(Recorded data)
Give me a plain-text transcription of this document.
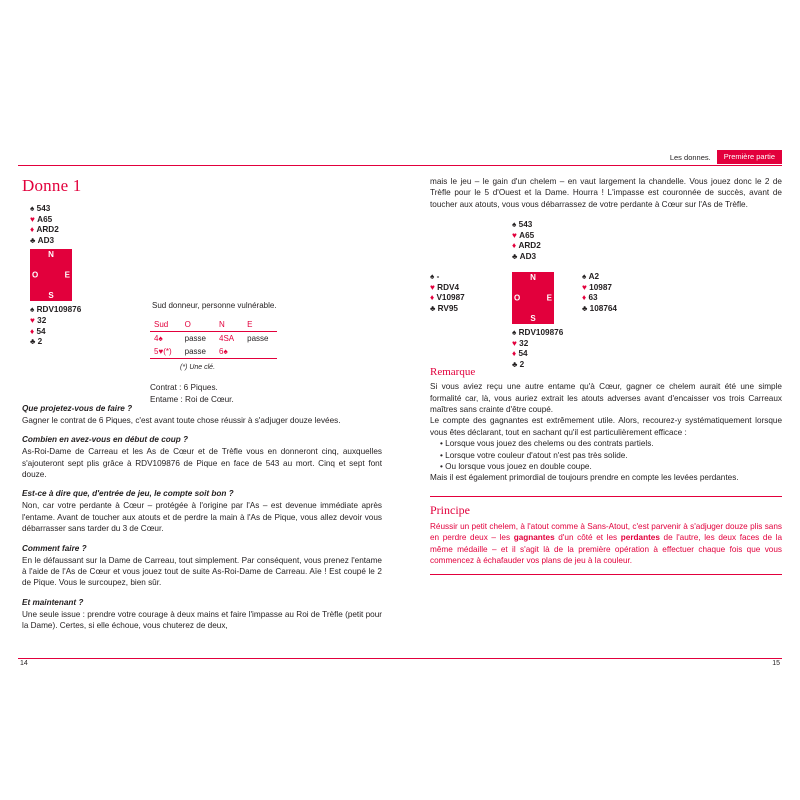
Les donnes.	Première partie
Donne 1
♠ 543
♥ A65
♦ ARD2
♣ AD3
N
O	E
S
♠ RDV109876
♥ 32
♦ 54
♣ 2
Sud donneur, personne vulnérable.
Sud	O	N	E
4♠	passe	4SA	passe
5♥(*)	passe	6♠	
(*) Une clé.
Contrat : 6 Piques.
Entame : Roi de Cœur.
Que projetez-vous de faire ?

Gagner le contrat de 6 Piques, c'est avant toute chose réussir à s'adjuger douze levées.

Combien en avez-vous en début de coup ?

As-Roi-Dame de Carreau et les As de Cœur et de Trèfle vous en donneront cinq, auxquelles s'ajouteront sept plis grâce à RDV109876 de Pique en face de 543 au mort. Cinq et sept font douze.

Est-ce à dire que, d'entrée de jeu, le compte soit bon ?

Non, car votre perdante à Cœur – protégée à l'origine par l'As – est devenue immédiate après l'entame. Avant de toucher aux atouts et de perdre la main à l'As de Pique, vous allez devoir vous débarrasser sans tarder du 3 de Cœur.

Comment faire ?

En le défaussant sur la Dame de Carreau, tout simplement. Par conséquent, vous prenez l'entame à l'aide de l'As de Cœur et vous jouez tout de suite As-Roi-Dame de Carreau. Aïe ! Est coupé le 2 de Pique. Vous le surcoupez, bien sûr.

Et maintenant ?

Une seule issue : prendre votre courage à deux mains et faire l'impasse au Roi de Trèfle (petit pour la Dame). Certes, si elle échoue, vous chuterez de deux,

mais le jeu – le gain d'un chelem – en vaut largement la chandelle. Vous jouez donc le 2 de Trèfle pour le 5 d'Ouest et la Dame. Hourra ! L'impasse est couronnée de succès, avant de toucher aux atouts, vous vous débarrassez de votre perdante à Cœur sur l'As de Trèfle.

♠ 543
♥ A65
♦ ARD2
♣ AD3
♠ -
♥ RDV4
♦ V10987
♣ RV95
N
O	E
S
♠ A2
♥ 10987
♦ 63
♣ 108764
♠ RDV109876
♥ 32
♦ 54
♣ 2
Remarque

Si vous aviez reçu une autre entame qu'à Cœur, gagner ce chelem aurait été une simple formalité car, là, vous auriez extrait les atouts adverses avant d'encaisser vos trois Carreaux maîtres sans crainte d'être coupé.

Le compte des gagnantes est extrêmement utile. Alors, recourez-y systématiquement lorsque vous êtes déclarant, tout en sachant qu'il est particulièrement efficace :

• Lorsque vous jouez des chelems ou des contrats partiels.
• Lorsque votre couleur d'atout n'est pas très solide.
• Ou lorsque vous jouez en double coupe.

Mais il est également primordial de toujours prendre en compte les levées perdantes.

Principe

Réussir un petit chelem, à l'atout comme à Sans-Atout, c'est parvenir à s'adjuger douze plis sans en perdre deux – les gagnantes d'un côté et les perdantes de l'autre, les deux faces de la même médaille – et il s'agit là de la première opération à effectuer chaque fois que vous commencez à échafauder vos plans de jeu à la couleur.

14	15
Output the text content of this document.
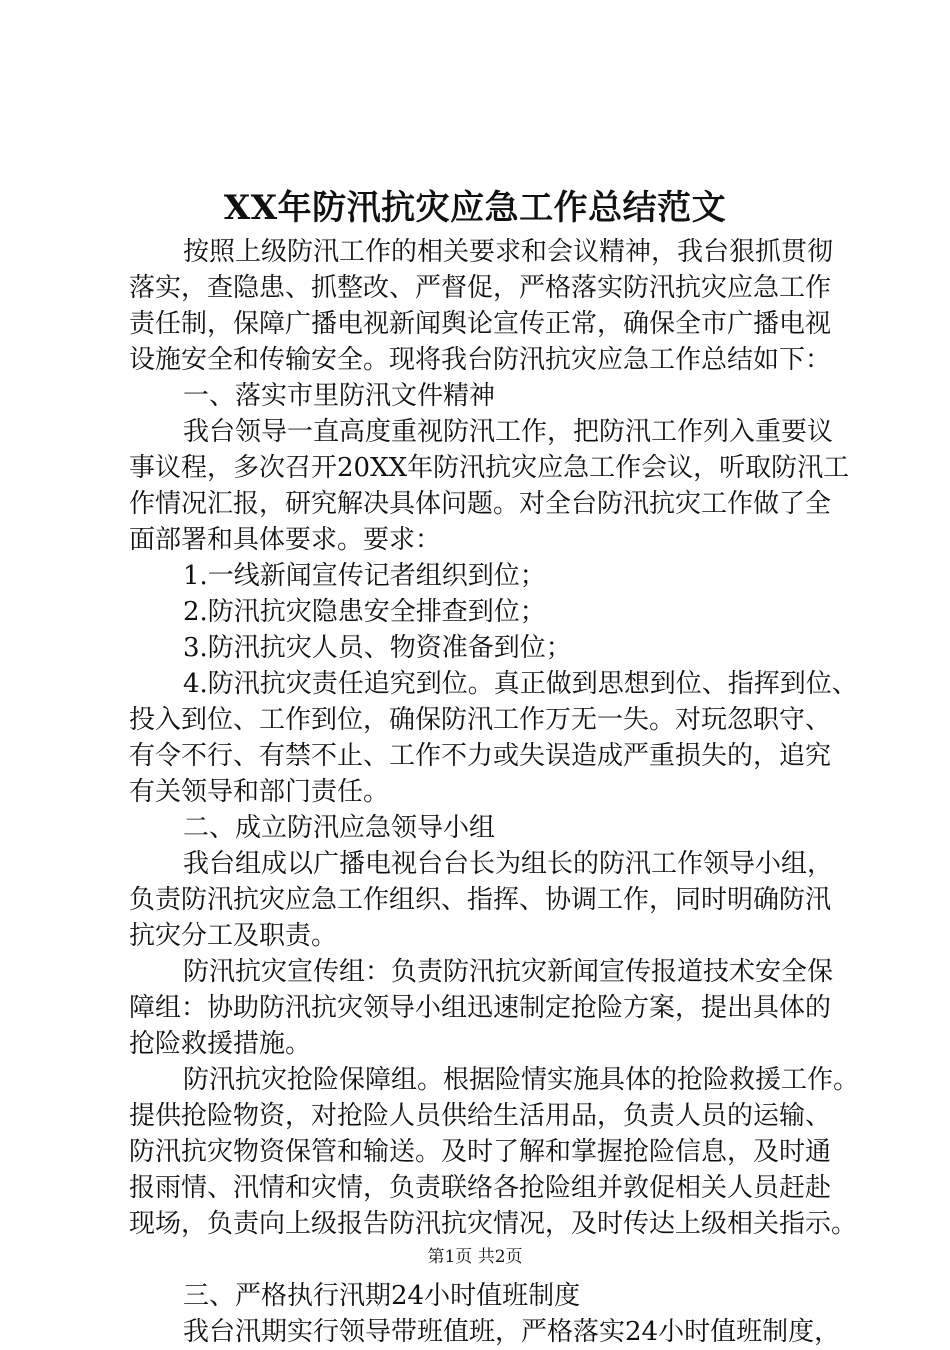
XX年防汛抗灾应急工作总结范文
按照上级防汛工作的相关要求和会议精神，我台狠抓贯彻
落实，查隐患、抓整改、严督促，严格落实防汛抗灾应急工作
责任制，保障广播电视新闻舆论宣传正常，确保全市广播电视
设施安全和传输安全。现将我台防汛抗灾应急工作总结如下：
一、落实市里防汛文件精神
我台领导一直高度重视防汛工作，把防汛工作列入重要议
事议程，多次召开20XX年防汛抗灾应急工作会议，听取防汛工
作情况汇报，研究解决具体问题。对全台防汛抗灾工作做了全
面部署和具体要求。要求：
1.一线新闻宣传记者组织到位；
2.防汛抗灾隐患安全排查到位；
3.防汛抗灾人员、物资准备到位；
4.防汛抗灾责任追究到位。真正做到思想到位、指挥到位、
投入到位、工作到位，确保防汛工作万无一失。对玩忽职守、
有令不行、有禁不止、工作不力或失误造成严重损失的，追究
有关领导和部门责任。
二、成立防汛应急领导小组
我台组成以广播电视台台长为组长的防汛工作领导小组，
负责防汛抗灾应急工作组织、指挥、协调工作，同时明确防汛
抗灾分工及职责。
防汛抗灾宣传组：负责防汛抗灾新闻宣传报道技术安全保
障组：协助防汛抗灾领导小组迅速制定抢险方案，提出具体的
抢险救援措施。
防汛抗灾抢险保障组。根据险情实施具体的抢险救援工作。
提供抢险物资，对抢险人员供给生活用品，负责人员的运输、
防汛抗灾物资保管和输送。及时了解和掌握抢险信息，及时通
报雨情、汛情和灾情，负责联络各抢险组并敦促相关人员赶赴
现场，负责向上级报告防汛抗灾情况，及时传达上级相关指示。
三、严格执行汛期24小时值班制度
我台汛期实行领导带班值班，严格落实24小时值班制度，
第1页 共2页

• WRITTEN TASK
All the lines above are to be given again exactly as they read, with the pictures removed.

• EXERCISE RESULT
Give me a plain-text transcription of this document.
Les donnes.	Première partie
Donne 1
♠ 543
♥ A65
♦ ARD2
♣ AD3
N
O	E
S
♠ RDV109876
♥ 32
♦ 54
♣ 2
Sud donneur, personne vulnérable.
Sud	O	N	E
4♠	passe	4SA	passe
5♥(*)	passe	6♠	
(*) Une clé.
Contrat : 6 Piques.
Entame : Roi de Cœur.
Que projetez-vous de faire ?

Gagner le contrat de 6 Piques, c'est avant toute chose réussir à s'adjuger douze levées.

Combien en avez-vous en début de coup ?

As-Roi-Dame de Carreau et les As de Cœur et de Trèfle vous en donneront cinq, auxquelles s'ajouteront sept plis grâce à RDV109876 de Pique en face de 543 au mort. Cinq et sept font douze.

Est-ce à dire que, d'entrée de jeu, le compte soit bon ?

Non, car votre perdante à Cœur – protégée à l'origine par l'As – est devenue immédiate après l'entame. Avant de toucher aux atouts et de perdre la main à l'As de Pique, vous allez devoir vous débarrasser sans tarder du 3 de Cœur.

Comment faire ?

En le défaussant sur la Dame de Carreau, tout simplement. Par conséquent, vous prenez l'entame à l'aide de l'As de Cœur et vous jouez tout de suite As-Roi-Dame de Carreau. Aïe ! Est coupé le 2 de Pique. Vous le surcoupez, bien sûr.

Et maintenant ?

Une seule issue : prendre votre courage à deux mains et faire l'impasse au Roi de Trèfle (petit pour la Dame). Certes, si elle échoue, vous chuterez de deux,

mais le jeu – le gain d'un chelem – en vaut largement la chandelle. Vous jouez donc le 2 de Trèfle pour le 5 d'Ouest et la Dame. Hourra ! L'impasse est couronnée de succès, avant de toucher aux atouts, vous vous débarrassez de votre perdante à Cœur sur l'As de Trèfle.

♠ 543
♥ A65
♦ ARD2
♣ AD3
♠ -
♥ RDV4
♦ V10987
♣ RV95
N
O	E
S
♠ A2
♥ 10987
♦ 63
♣ 108764
♠ RDV109876
♥ 32
♦ 54
♣ 2
Remarque

Si vous aviez reçu une autre entame qu'à Cœur, gagner ce chelem aurait été une simple formalité car, là, vous auriez extrait les atouts adverses avant d'encaisser vos trois Carreaux maîtres sans crainte d'être coupé.

Le compte des gagnantes est extrêmement utile. Alors, recourez-y systématiquement lorsque vous êtes déclarant, tout en sachant qu'il est particulièrement efficace :

• Lorsque vous jouez des chelems ou des contrats partiels.
• Lorsque votre couleur d'atout n'est pas très solide.
• Ou lorsque vous jouez en double coupe.

Mais il est également primordial de toujours prendre en compte les levées perdantes.

Principe

Réussir un petit chelem, à l'atout comme à Sans-Atout, c'est parvenir à s'adjuger douze plis sans en perdre deux – les gagnantes d'un côté et les perdantes de l'autre, les deux faces de la même médaille – et il s'agit là de la première opération à effectuer chaque fois que vous commencez à échafauder vos plans de jeu à la couleur.

14	15
Output the text content of this document.
XX年防汛抗灾应急工作总结范文
按照上级防汛工作的相关要求和会议精神，我台狠抓贯彻
落实，查隐患、抓整改、严督促，严格落实防汛抗灾应急工作
责任制，保障广播电视新闻舆论宣传正常，确保全市广播电视
设施安全和传输安全。现将我台防汛抗灾应急工作总结如下：
一、落实市里防汛文件精神
我台领导一直高度重视防汛工作，把防汛工作列入重要议
事议程，多次召开20XX年防汛抗灾应急工作会议，听取防汛工
作情况汇报，研究解决具体问题。对全台防汛抗灾工作做了全
面部署和具体要求。要求：
1.一线新闻宣传记者组织到位；
2.防汛抗灾隐患安全排查到位；
3.防汛抗灾人员、物资准备到位；
4.防汛抗灾责任追究到位。真正做到思想到位、指挥到位、
投入到位、工作到位，确保防汛工作万无一失。对玩忽职守、
有令不行、有禁不止、工作不力或失误造成严重损失的，追究
有关领导和部门责任。
二、成立防汛应急领导小组
我台组成以广播电视台台长为组长的防汛工作领导小组，
负责防汛抗灾应急工作组织、指挥、协调工作，同时明确防汛
抗灾分工及职责。
防汛抗灾宣传组：负责防汛抗灾新闻宣传报道技术安全保
障组：协助防汛抗灾领导小组迅速制定抢险方案，提出具体的
抢险救援措施。
防汛抗灾抢险保障组。根据险情实施具体的抢险救援工作。
提供抢险物资，对抢险人员供给生活用品，负责人员的运输、
防汛抗灾物资保管和输送。及时了解和掌握抢险信息，及时通
报雨情、汛情和灾情，负责联络各抢险组并敦促相关人员赶赴
现场，负责向上级报告防汛抗灾情况，及时传达上级相关指示。
三、严格执行汛期24小时值班制度
我台汛期实行领导带班值班，严格落实24小时值班制度，
第1页 共2页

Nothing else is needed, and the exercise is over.